- **TASK DETAILS**:
Copy out the listing exactly.

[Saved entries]
————————

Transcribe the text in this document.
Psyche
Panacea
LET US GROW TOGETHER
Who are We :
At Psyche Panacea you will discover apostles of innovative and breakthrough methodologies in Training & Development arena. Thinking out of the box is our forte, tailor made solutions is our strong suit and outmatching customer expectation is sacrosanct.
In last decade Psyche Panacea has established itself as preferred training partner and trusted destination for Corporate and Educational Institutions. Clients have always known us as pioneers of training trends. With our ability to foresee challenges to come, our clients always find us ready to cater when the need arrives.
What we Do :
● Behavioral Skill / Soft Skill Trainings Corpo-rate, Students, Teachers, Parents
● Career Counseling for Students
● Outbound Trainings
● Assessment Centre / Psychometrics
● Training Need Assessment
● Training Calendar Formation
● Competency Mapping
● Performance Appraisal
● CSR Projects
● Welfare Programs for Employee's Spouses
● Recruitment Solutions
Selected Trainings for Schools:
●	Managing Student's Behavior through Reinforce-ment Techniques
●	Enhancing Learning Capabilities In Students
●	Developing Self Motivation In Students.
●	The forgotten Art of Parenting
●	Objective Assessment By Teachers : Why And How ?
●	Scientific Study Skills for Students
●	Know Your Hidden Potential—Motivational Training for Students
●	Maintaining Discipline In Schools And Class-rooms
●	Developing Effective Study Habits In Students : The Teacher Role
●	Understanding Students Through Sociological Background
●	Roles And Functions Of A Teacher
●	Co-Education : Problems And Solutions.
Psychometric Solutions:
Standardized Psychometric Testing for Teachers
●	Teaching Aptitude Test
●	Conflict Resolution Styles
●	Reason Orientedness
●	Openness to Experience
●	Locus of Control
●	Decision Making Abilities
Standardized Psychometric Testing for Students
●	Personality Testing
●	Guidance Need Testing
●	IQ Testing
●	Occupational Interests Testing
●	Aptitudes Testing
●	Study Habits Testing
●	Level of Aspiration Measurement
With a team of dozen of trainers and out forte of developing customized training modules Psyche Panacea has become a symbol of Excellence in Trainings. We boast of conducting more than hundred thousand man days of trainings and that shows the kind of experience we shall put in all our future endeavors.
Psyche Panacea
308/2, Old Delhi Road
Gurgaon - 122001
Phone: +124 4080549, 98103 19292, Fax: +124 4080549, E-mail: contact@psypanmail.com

————————

- **REPLY**:
Transcribe the text in this document.
Psyche
Panacea
LET US GROW TOGETHER
Who are We :
At Psyche Panacea you will discover apostles of innovative and breakthrough methodologies in Training & Development arena. Thinking out of the box is our forte, tailor made solutions is our strong suit and outmatching customer expectation is sacrosanct.
In last decade Psyche Panacea has established itself as preferred training partner and trusted destination for Corporate and Educational Institutions. Clients have always known us as pioneers of training trends. With our ability to foresee challenges to come, our clients always find us ready to cater when the need arrives.
What we Do :
● Behavioral Skill / Soft Skill Trainings Corpo-rate, Students, Teachers, Parents
● Career Counseling for Students
● Outbound Trainings
● Assessment Centre / Psychometrics
● Training Need Assessment
● Training Calendar Formation
● Competency Mapping
● Performance Appraisal
● CSR Projects
● Welfare Programs for Employee's Spouses
● Recruitment Solutions
Selected Trainings for Schools:
●	Managing Student's Behavior through Reinforce-ment Techniques
●	Enhancing Learning Capabilities In Students
●	Developing Self Motivation In Students.
●	The forgotten Art of Parenting
●	Objective Assessment By Teachers : Why And How ?
●	Scientific Study Skills for Students
●	Know Your Hidden Potential—Motivational Training for Students
●	Maintaining Discipline In Schools And Class-rooms
●	Developing Effective Study Habits In Students : The Teacher Role
●	Understanding Students Through Sociological Background
●	Roles And Functions Of A Teacher
●	Co-Education : Problems And Solutions.
Psychometric Solutions:
Standardized Psychometric Testing for Teachers
●	Teaching Aptitude Test
●	Conflict Resolution Styles
●	Reason Orientedness
●	Openness to Experience
●	Locus of Control
●	Decision Making Abilities
Standardized Psychometric Testing for Students
●	Personality Testing
●	Guidance Need Testing
●	IQ Testing
●	Occupational Interests Testing
●	Aptitudes Testing
●	Study Habits Testing
●	Level of Aspiration Measurement
With a team of dozen of trainers and out forte of developing customized training modules Psyche Panacea has become a symbol of Excellence in Trainings. We boast of conducting more than hundred thousand man days of trainings and that shows the kind of experience we shall put in all our future endeavors.
Psyche Panacea
308/2, Old Delhi Road
Gurgaon - 122001
Phone: +124 4080549, 98103 19292, Fax: +124 4080549, E-mail: contact@psypanmail.com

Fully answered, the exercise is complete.